Collected data:
===============
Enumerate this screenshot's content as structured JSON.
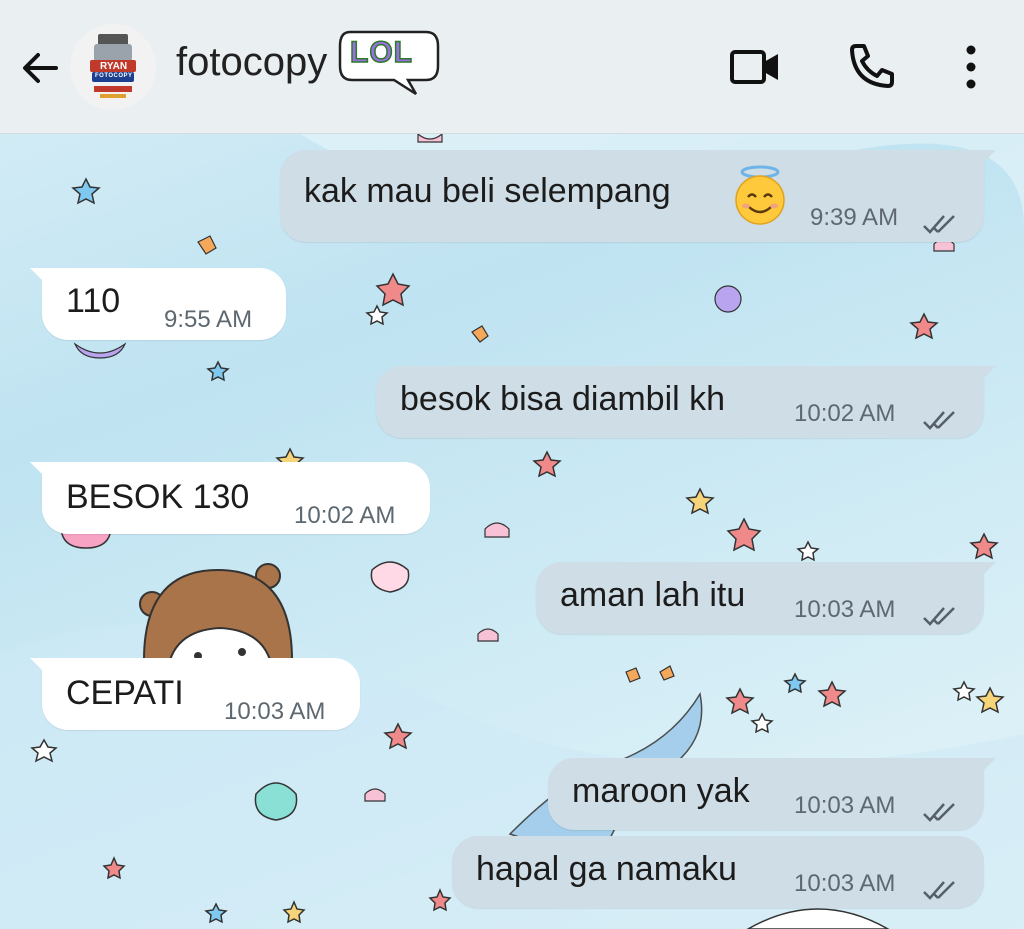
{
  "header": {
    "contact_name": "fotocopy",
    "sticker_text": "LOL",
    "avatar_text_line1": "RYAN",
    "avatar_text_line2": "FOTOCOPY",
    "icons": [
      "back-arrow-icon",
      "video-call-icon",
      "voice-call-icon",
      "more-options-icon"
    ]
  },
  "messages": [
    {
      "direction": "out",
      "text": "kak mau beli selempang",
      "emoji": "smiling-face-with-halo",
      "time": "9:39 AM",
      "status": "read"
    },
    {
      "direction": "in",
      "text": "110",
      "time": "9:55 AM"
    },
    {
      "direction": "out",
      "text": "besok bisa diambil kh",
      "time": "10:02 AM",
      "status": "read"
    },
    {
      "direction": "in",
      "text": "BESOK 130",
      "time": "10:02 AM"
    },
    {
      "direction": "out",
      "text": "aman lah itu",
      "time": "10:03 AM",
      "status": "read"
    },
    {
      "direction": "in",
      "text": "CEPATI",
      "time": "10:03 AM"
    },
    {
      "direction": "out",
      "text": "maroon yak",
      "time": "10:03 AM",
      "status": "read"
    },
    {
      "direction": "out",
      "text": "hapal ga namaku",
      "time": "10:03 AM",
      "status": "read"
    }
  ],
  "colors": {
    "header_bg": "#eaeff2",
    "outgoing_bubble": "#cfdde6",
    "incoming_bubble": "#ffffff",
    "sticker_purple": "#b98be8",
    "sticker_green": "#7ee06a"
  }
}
===============
WRITTEN REQUEST: Every record must be copied exactly, with images dropped from the result.

SOLUTION FOR THIS PROBLEM:
Enumerate this screenshot's content as structured JSON.
{
  "header": {
    "contact_name": "fotocopy",
    "sticker_text": "LOL",
    "avatar_text_line1": "RYAN",
    "avatar_text_line2": "FOTOCOPY",
    "icons": [
      "back-arrow-icon",
      "video-call-icon",
      "voice-call-icon",
      "more-options-icon"
    ]
  },
  "messages": [
    {
      "direction": "out",
      "text": "kak mau beli selempang",
      "emoji": "smiling-face-with-halo",
      "time": "9:39 AM",
      "status": "read"
    },
    {
      "direction": "in",
      "text": "110",
      "time": "9:55 AM"
    },
    {
      "direction": "out",
      "text": "besok bisa diambil kh",
      "time": "10:02 AM",
      "status": "read"
    },
    {
      "direction": "in",
      "text": "BESOK 130",
      "time": "10:02 AM"
    },
    {
      "direction": "out",
      "text": "aman lah itu",
      "time": "10:03 AM",
      "status": "read"
    },
    {
      "direction": "in",
      "text": "CEPATI",
      "time": "10:03 AM"
    },
    {
      "direction": "out",
      "text": "maroon yak",
      "time": "10:03 AM",
      "status": "read"
    },
    {
      "direction": "out",
      "text": "hapal ga namaku",
      "time": "10:03 AM",
      "status": "read"
    }
  ],
  "colors": {
    "header_bg": "#eaeff2",
    "outgoing_bubble": "#cfdde6",
    "incoming_bubble": "#ffffff",
    "sticker_purple": "#b98be8",
    "sticker_green": "#7ee06a"
  }
}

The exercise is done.